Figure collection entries
********

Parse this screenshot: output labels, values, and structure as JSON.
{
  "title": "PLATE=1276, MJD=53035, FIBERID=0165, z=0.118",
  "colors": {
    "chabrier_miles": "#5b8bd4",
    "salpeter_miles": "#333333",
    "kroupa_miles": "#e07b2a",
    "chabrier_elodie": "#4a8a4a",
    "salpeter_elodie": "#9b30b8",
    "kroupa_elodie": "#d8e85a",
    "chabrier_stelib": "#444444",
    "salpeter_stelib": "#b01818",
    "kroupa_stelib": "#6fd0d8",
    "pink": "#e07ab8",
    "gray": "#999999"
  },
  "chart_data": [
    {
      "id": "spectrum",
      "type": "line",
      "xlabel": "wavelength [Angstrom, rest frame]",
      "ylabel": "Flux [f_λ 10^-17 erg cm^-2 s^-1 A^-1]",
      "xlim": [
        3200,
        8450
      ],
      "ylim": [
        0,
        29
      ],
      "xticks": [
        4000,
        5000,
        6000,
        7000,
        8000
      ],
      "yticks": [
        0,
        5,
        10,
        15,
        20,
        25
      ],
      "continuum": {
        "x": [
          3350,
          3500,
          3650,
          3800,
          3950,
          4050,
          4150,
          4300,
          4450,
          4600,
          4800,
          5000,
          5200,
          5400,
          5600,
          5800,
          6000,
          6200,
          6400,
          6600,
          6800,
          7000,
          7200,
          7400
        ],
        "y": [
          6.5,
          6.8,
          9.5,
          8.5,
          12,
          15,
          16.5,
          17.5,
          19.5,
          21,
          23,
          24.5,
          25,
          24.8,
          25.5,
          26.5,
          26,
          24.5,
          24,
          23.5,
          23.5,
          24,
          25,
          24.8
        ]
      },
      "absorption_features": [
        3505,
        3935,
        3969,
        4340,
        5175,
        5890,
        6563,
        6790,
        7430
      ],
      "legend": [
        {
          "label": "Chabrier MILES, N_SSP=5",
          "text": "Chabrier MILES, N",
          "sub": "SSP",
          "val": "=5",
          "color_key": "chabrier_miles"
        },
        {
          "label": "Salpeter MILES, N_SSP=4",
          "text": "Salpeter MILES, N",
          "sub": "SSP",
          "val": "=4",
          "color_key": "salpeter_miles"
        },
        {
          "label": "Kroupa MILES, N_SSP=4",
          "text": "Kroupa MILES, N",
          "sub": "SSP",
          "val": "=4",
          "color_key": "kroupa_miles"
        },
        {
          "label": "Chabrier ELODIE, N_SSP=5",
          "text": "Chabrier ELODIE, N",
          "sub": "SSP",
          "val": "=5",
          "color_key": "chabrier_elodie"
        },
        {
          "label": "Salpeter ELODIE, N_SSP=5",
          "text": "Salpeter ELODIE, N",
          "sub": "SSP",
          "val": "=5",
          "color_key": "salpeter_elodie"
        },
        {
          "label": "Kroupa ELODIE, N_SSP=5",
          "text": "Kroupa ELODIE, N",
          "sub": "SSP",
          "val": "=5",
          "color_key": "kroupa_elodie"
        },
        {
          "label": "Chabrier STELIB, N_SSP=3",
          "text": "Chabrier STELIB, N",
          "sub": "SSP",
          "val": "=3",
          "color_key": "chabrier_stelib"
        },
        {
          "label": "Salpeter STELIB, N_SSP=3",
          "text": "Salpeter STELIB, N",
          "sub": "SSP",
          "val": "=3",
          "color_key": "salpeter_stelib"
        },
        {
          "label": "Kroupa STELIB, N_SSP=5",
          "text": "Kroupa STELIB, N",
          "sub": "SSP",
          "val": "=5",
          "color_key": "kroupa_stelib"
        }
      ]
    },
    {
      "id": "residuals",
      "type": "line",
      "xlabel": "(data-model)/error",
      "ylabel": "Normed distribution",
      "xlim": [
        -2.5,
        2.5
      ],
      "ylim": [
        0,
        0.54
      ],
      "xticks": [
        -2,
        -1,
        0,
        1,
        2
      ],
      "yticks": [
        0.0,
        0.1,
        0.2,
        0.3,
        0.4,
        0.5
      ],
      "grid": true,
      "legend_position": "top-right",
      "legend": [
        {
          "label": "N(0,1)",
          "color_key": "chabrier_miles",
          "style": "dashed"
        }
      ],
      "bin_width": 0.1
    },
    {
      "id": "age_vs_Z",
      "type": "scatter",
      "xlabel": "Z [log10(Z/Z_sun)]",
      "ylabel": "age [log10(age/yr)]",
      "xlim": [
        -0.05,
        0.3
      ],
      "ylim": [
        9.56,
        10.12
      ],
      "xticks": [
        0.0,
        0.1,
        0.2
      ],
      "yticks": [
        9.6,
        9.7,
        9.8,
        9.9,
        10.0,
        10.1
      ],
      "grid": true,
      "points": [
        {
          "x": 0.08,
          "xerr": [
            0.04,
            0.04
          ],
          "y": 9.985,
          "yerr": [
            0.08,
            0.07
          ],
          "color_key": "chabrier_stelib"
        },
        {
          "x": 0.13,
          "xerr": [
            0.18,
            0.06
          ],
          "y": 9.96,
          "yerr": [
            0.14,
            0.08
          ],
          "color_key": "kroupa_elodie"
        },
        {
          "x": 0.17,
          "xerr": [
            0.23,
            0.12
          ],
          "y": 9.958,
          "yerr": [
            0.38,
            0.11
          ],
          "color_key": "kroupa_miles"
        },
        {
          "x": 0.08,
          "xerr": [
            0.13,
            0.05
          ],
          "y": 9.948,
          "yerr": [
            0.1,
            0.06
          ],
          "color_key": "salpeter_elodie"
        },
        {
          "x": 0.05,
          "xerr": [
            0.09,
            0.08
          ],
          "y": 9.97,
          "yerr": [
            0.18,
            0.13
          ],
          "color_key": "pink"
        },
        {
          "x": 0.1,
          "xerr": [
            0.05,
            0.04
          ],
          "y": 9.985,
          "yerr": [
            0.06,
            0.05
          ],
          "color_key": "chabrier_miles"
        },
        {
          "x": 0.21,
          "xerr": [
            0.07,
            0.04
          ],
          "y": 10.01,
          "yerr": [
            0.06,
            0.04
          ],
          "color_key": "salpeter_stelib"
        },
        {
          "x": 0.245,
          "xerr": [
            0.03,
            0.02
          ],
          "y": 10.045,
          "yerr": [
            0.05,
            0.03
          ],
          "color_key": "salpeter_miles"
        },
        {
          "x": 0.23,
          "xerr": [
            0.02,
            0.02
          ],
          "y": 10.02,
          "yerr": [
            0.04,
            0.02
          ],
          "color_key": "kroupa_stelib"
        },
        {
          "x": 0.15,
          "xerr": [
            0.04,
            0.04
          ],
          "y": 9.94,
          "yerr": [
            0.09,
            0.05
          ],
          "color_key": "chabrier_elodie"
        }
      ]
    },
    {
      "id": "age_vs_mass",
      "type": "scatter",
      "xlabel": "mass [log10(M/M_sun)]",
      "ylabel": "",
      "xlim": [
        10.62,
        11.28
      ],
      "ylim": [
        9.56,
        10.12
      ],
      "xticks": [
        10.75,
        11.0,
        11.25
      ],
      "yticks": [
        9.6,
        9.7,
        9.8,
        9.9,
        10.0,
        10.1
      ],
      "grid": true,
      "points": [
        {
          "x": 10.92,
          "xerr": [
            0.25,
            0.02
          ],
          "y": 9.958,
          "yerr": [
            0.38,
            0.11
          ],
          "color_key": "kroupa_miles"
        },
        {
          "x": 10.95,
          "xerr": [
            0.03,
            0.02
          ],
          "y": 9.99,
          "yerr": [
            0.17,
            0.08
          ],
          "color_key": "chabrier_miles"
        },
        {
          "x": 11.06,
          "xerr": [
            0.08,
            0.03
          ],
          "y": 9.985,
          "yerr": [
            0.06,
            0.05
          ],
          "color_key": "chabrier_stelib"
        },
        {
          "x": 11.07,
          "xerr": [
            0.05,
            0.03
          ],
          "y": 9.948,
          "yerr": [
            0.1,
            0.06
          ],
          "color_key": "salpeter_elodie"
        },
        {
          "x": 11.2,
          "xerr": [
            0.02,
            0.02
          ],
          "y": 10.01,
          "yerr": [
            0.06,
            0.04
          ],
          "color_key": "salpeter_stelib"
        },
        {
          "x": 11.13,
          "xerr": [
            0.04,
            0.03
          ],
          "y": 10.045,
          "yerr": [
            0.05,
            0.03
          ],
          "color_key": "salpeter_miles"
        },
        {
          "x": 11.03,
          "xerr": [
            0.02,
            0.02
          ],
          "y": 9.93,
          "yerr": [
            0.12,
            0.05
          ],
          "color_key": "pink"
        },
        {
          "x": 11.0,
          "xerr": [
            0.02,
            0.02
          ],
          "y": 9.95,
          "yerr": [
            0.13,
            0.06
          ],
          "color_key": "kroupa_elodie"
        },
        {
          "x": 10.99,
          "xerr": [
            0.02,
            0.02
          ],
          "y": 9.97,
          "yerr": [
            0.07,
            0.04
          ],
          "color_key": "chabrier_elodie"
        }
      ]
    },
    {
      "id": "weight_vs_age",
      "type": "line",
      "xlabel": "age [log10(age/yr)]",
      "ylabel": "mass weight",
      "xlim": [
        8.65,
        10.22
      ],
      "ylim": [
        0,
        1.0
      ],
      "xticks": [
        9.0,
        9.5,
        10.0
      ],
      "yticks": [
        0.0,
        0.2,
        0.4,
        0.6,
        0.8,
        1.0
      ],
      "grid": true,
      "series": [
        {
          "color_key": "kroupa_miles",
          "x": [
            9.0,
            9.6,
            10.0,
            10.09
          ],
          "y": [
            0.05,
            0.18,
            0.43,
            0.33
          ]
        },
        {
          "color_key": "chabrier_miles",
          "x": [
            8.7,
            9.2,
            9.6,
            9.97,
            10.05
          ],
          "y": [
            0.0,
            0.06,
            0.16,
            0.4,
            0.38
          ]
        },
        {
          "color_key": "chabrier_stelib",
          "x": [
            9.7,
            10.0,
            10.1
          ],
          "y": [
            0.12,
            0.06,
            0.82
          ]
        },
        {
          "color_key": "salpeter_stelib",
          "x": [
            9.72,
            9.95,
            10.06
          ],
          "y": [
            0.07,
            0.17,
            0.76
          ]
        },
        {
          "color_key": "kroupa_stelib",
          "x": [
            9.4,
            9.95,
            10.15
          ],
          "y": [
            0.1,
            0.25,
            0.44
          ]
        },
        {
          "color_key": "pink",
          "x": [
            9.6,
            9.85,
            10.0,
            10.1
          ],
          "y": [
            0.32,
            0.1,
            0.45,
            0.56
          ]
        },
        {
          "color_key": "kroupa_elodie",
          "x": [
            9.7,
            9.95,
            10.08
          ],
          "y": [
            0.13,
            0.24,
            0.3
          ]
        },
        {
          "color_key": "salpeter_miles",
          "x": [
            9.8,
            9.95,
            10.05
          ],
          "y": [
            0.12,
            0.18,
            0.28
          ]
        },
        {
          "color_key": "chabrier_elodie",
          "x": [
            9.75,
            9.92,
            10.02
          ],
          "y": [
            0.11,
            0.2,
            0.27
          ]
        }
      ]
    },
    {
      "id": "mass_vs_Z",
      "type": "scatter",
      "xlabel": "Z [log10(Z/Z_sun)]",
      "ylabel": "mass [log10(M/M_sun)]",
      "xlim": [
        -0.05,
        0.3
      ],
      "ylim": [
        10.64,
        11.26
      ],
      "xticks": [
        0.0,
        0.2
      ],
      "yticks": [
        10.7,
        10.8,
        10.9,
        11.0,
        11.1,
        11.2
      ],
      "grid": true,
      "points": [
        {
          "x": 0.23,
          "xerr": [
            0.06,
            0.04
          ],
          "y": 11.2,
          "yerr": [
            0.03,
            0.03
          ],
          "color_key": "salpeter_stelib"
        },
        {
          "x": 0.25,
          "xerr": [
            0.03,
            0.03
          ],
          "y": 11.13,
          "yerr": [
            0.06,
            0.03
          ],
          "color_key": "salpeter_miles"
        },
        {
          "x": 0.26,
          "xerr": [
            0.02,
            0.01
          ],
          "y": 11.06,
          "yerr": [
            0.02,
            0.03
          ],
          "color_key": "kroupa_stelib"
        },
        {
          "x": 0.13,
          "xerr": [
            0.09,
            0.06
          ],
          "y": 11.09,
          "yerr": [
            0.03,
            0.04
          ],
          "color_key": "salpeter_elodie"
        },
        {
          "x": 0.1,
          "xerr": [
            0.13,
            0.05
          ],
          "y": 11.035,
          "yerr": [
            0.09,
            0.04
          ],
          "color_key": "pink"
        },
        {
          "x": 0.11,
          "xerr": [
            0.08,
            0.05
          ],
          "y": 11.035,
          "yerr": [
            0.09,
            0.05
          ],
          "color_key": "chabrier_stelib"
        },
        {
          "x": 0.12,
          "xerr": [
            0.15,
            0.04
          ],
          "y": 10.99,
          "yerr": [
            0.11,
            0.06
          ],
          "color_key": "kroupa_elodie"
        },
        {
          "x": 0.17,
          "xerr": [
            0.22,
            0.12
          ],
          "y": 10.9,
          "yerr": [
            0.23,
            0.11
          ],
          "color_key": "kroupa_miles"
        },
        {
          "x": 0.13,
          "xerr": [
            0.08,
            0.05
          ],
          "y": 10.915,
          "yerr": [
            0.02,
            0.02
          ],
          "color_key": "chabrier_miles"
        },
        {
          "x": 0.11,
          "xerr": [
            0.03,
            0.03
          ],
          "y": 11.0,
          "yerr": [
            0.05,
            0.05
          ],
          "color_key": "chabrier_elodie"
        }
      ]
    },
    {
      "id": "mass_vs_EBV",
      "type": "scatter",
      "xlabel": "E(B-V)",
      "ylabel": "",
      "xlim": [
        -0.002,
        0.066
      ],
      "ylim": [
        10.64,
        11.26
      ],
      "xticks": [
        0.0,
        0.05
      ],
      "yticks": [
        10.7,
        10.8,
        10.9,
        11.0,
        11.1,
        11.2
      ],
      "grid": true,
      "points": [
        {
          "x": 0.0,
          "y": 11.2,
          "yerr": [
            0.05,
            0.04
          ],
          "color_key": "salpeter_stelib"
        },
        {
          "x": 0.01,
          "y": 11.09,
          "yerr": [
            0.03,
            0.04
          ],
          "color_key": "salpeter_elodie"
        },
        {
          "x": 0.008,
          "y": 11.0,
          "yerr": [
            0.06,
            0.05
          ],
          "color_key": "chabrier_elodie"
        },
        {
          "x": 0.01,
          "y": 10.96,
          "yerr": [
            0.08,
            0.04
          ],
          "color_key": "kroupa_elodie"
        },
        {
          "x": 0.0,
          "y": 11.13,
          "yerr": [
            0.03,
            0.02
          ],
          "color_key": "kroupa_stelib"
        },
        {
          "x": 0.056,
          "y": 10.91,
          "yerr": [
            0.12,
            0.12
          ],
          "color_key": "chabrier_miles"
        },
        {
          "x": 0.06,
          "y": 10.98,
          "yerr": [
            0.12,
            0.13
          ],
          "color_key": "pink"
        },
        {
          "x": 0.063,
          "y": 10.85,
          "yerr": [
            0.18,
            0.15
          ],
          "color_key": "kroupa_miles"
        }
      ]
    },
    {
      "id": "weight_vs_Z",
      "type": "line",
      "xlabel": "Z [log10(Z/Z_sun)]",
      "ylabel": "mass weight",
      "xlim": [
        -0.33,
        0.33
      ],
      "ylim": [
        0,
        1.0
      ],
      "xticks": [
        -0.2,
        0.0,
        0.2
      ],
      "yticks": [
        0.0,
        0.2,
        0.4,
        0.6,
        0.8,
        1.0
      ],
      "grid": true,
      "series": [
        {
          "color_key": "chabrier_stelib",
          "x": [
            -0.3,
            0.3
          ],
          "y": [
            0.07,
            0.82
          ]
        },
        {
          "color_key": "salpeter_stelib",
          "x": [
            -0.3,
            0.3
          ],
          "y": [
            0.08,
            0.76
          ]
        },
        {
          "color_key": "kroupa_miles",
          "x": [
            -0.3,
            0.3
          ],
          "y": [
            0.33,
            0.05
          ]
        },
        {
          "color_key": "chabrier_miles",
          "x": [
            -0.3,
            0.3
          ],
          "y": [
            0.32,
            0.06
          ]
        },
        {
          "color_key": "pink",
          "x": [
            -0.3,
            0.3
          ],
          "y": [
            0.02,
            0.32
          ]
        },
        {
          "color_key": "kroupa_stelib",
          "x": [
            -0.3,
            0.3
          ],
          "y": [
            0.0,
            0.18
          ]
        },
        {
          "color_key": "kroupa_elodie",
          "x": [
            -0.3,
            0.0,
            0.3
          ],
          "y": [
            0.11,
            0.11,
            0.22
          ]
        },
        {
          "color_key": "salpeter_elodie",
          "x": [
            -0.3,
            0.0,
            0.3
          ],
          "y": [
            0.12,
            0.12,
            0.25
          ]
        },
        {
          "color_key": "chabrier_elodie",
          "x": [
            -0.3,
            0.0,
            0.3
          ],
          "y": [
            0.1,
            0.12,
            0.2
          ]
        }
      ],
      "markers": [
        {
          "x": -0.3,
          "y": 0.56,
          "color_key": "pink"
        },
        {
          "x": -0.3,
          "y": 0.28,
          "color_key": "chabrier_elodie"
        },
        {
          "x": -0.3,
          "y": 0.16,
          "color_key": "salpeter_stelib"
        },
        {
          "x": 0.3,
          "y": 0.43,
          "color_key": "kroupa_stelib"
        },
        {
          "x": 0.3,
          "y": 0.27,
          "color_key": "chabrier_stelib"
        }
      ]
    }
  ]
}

********

The task:
Return only the number of lines in the preceding records that contain the string "text".

Worked solution:
9